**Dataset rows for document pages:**
►

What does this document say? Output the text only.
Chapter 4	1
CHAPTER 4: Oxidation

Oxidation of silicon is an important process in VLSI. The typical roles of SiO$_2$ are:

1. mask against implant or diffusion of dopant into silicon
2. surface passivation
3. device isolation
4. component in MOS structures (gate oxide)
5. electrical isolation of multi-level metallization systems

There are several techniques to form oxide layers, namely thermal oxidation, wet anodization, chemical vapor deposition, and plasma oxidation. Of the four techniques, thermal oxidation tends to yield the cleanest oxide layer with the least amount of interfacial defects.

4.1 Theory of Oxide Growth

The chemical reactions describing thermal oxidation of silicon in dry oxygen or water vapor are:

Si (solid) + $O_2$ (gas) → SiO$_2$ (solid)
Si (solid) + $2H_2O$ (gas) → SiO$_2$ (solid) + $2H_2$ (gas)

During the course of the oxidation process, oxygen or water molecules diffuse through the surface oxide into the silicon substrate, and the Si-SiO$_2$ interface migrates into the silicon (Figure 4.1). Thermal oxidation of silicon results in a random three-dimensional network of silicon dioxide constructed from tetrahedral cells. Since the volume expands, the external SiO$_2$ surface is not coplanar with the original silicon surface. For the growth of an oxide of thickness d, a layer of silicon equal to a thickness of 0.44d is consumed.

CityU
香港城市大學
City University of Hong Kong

◄

**Required action:**
Retype all the data. Nothing may be left out or altered.

**Final answer:**
What does this document say? Output the text only.
Chapter 4	1
CHAPTER 4: Oxidation

Oxidation of silicon is an important process in VLSI. The typical roles of SiO$_2$ are:

1. mask against implant or diffusion of dopant into silicon
2. surface passivation
3. device isolation
4. component in MOS structures (gate oxide)
5. electrical isolation of multi-level metallization systems

There are several techniques to form oxide layers, namely thermal oxidation, wet anodization, chemical vapor deposition, and plasma oxidation. Of the four techniques, thermal oxidation tends to yield the cleanest oxide layer with the least amount of interfacial defects.

4.1 Theory of Oxide Growth

The chemical reactions describing thermal oxidation of silicon in dry oxygen or water vapor are:

Si (solid) + $O_2$ (gas) → SiO$_2$ (solid)
Si (solid) + $2H_2O$ (gas) → SiO$_2$ (solid) + $2H_2$ (gas)

During the course of the oxidation process, oxygen or water molecules diffuse through the surface oxide into the silicon substrate, and the Si-SiO$_2$ interface migrates into the silicon (Figure 4.1). Thermal oxidation of silicon results in a random three-dimensional network of silicon dioxide constructed from tetrahedral cells. Since the volume expands, the external SiO$_2$ surface is not coplanar with the original silicon surface. For the growth of an oxide of thickness d, a layer of silicon equal to a thickness of 0.44d is consumed.

CityU
香港城市大學
City University of Hong Kong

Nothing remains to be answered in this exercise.